PROBLEM TO SOLVE
Write out exactly the lines between the line containing "Give me the" and the end of the records, counting both ends, and leave out all pictures.

Entries with figure data
——————————
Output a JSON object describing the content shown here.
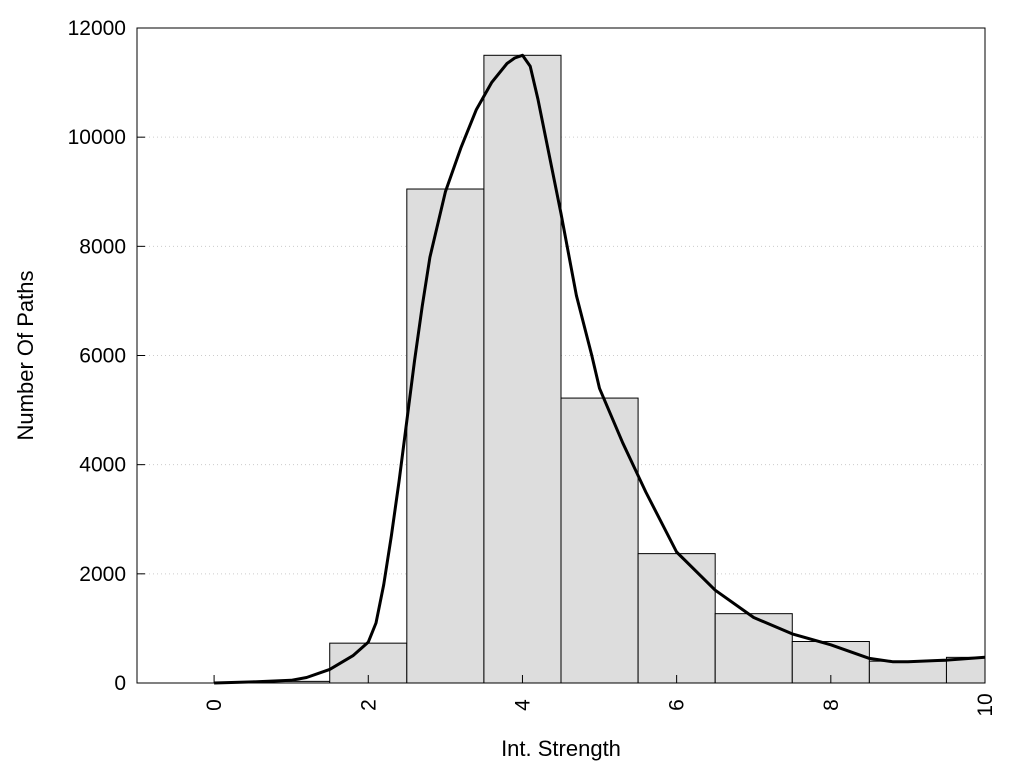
{
  "chart_data": {
    "type": "bar",
    "title": "",
    "xlabel": "Int. Strength",
    "ylabel": "Number Of Paths",
    "xlim": [
      -1,
      10
    ],
    "ylim": [
      0,
      12000
    ],
    "x_ticks": [
      "0",
      "2",
      "4",
      "6",
      "8",
      "10"
    ],
    "y_ticks": [
      "0",
      "2000",
      "4000",
      "6000",
      "8000",
      "10000",
      "12000"
    ],
    "grid": "horizontal dotted",
    "legend": "none",
    "colors": {
      "bar_fill": "#dddddd",
      "bar_edge": "#000000",
      "curve": "#000000",
      "grid": "#cccccc"
    },
    "histogram": {
      "bin_width": 1,
      "x": [
        0,
        1,
        2,
        3,
        4,
        5,
        6,
        7,
        8,
        9,
        10
      ],
      "values": [
        0,
        30,
        730,
        9050,
        11500,
        5220,
        2370,
        1270,
        760,
        400,
        470
      ]
    },
    "density_curve": {
      "x": [
        0,
        0.5,
        1.0,
        1.2,
        1.5,
        1.8,
        2.0,
        2.1,
        2.2,
        2.3,
        2.4,
        2.5,
        2.6,
        2.7,
        2.8,
        3.0,
        3.2,
        3.4,
        3.6,
        3.8,
        3.9,
        4.0,
        4.1,
        4.2,
        4.3,
        4.5,
        4.7,
        4.9,
        5.0,
        5.3,
        5.6,
        6.0,
        6.5,
        7.0,
        7.5,
        8.0,
        8.5,
        8.8,
        9.0,
        9.5,
        10.0
      ],
      "y": [
        0,
        20,
        50,
        100,
        250,
        500,
        750,
        1100,
        1800,
        2700,
        3700,
        4800,
        5900,
        6900,
        7800,
        9000,
        9800,
        10500,
        11000,
        11350,
        11450,
        11500,
        11300,
        10700,
        10000,
        8600,
        7100,
        6000,
        5400,
        4400,
        3500,
        2400,
        1700,
        1200,
        900,
        700,
        450,
        390,
        390,
        420,
        470
      ]
    }
  }
}
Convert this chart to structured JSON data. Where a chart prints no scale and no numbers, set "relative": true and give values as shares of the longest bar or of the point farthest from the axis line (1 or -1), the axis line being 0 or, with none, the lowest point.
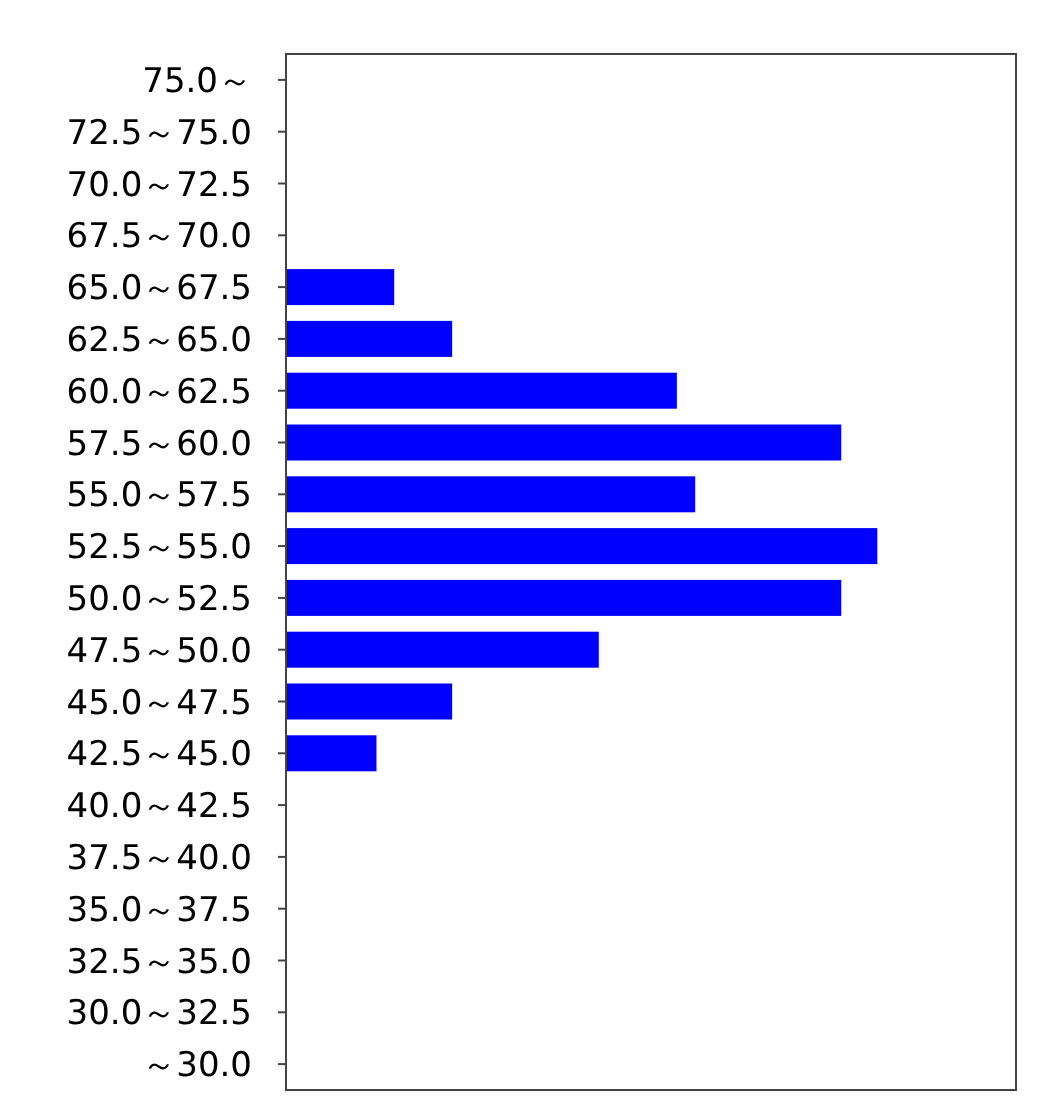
{
  "chart_data": {
    "type": "bar",
    "orientation": "horizontal",
    "relative": true,
    "color": "#0000ff",
    "categories": [
      "75.0～",
      "72.5～75.0",
      "70.0～72.5",
      "67.5～70.0",
      "65.0～67.5",
      "62.5～65.0",
      "60.0～62.5",
      "57.5～60.0",
      "55.0～57.5",
      "52.5～55.0",
      "50.0～52.5",
      "47.5～50.0",
      "45.0～47.5",
      "42.5～45.0",
      "40.0～42.5",
      "37.5～40.0",
      "35.0～37.5",
      "32.5～35.0",
      "30.0～32.5",
      "～30.0"
    ],
    "values": [
      0,
      0,
      0,
      0,
      0.183,
      0.281,
      0.661,
      0.939,
      0.692,
      1,
      0.939,
      0.529,
      0.281,
      0.153,
      0,
      0,
      0,
      0,
      0,
      0
    ]
  }
}
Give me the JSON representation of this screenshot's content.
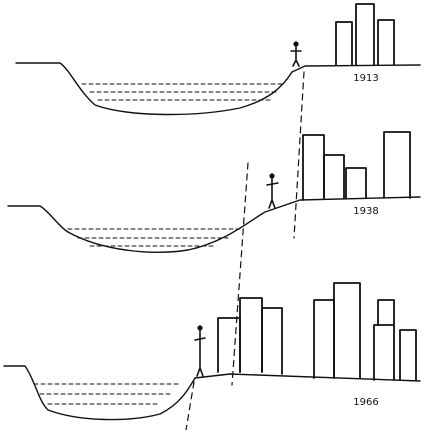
{
  "panels": [
    {
      "id": "panel-1913",
      "year": "1913"
    },
    {
      "id": "panel-1938",
      "year": "1938"
    },
    {
      "id": "panel-1966",
      "year": "1966"
    }
  ]
}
——————————
WORKED SOLUTION
Give me the JSON representation of this screenshot's content.
{
  "panels": [
    {
      "id": "panel-1913",
      "year": "1913"
    },
    {
      "id": "panel-1938",
      "year": "1938"
    },
    {
      "id": "panel-1966",
      "year": "1966"
    }
  ]
}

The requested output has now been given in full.